◆ Work request
Each line of the data that mentions the string "peptides" needs to be identified and copied.

◆ Material supplied
.....
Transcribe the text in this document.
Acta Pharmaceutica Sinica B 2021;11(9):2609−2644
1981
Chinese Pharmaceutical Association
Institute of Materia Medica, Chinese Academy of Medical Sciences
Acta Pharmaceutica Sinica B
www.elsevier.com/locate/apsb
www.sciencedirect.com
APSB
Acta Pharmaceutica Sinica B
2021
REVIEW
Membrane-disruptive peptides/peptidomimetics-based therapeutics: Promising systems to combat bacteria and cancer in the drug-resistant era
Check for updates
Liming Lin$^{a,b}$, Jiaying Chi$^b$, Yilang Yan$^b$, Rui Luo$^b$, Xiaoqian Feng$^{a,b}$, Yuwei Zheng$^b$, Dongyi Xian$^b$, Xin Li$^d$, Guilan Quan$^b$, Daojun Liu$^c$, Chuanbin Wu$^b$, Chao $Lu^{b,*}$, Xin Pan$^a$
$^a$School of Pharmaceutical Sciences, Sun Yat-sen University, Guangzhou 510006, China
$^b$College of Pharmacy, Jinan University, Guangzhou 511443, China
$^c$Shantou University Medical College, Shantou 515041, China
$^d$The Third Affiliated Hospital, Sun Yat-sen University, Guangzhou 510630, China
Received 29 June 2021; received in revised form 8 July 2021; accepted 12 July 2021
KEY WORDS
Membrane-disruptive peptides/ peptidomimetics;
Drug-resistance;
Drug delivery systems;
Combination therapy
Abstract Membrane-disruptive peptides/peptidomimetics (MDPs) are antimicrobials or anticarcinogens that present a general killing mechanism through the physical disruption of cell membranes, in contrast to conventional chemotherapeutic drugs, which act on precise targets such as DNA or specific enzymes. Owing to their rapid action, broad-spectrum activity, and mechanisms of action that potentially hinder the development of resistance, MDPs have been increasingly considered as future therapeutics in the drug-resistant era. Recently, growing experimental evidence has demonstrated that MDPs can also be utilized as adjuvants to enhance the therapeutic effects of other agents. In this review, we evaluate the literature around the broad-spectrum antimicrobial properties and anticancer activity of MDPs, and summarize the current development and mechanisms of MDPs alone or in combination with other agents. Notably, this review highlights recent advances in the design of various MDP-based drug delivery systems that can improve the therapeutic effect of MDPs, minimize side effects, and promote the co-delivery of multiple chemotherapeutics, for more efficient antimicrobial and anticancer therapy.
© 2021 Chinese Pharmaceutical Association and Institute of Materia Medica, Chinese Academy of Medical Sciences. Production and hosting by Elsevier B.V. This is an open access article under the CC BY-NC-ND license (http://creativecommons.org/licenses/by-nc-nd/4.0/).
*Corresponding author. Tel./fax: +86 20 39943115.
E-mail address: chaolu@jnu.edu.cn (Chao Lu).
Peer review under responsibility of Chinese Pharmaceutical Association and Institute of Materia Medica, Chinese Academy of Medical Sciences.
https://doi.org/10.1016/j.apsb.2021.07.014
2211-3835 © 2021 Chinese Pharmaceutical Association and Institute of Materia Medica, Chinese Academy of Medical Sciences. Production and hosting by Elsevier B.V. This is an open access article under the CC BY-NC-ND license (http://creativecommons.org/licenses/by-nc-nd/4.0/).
.....
◆ Response to this exercise
Membrane-disruptive peptides/peptidomimetics-based therapeutics: Promising systems to combat bacteria and cancer in the drug-resistant era
Membrane-disruptive peptides/ peptidomimetics;
Abstract Membrane-disruptive peptides/peptidomimetics (MDPs) are antimicrobials or anticarcinogens that present a general killing mechanism through the physical disruption of cell membranes, in contrast to conventional chemotherapeutic drugs, which act on precise targets such as DNA or specific enzymes. Owing to their rapid action, broad-spectrum activity, and mechanisms of action that potentially hinder the development of resistance, MDPs have been increasingly considered as future therapeutics in the drug-resistant era. Recently, growing experimental evidence has demonstrated that MDPs can also be utilized as adjuvants to enhance the therapeutic effects of other agents. In this review, we evaluate the literature around the broad-spectrum antimicrobial properties and anticancer activity of MDPs, and summarize the current development and mechanisms of MDPs alone or in combination with other agents. Notably, this review highlights recent advances in the design of various MDP-based drug delivery systems that can improve the therapeutic effect of MDPs, minimize side effects, and promote the co-delivery of multiple chemotherapeutics, for more efficient antimicrobial and anticancer therapy.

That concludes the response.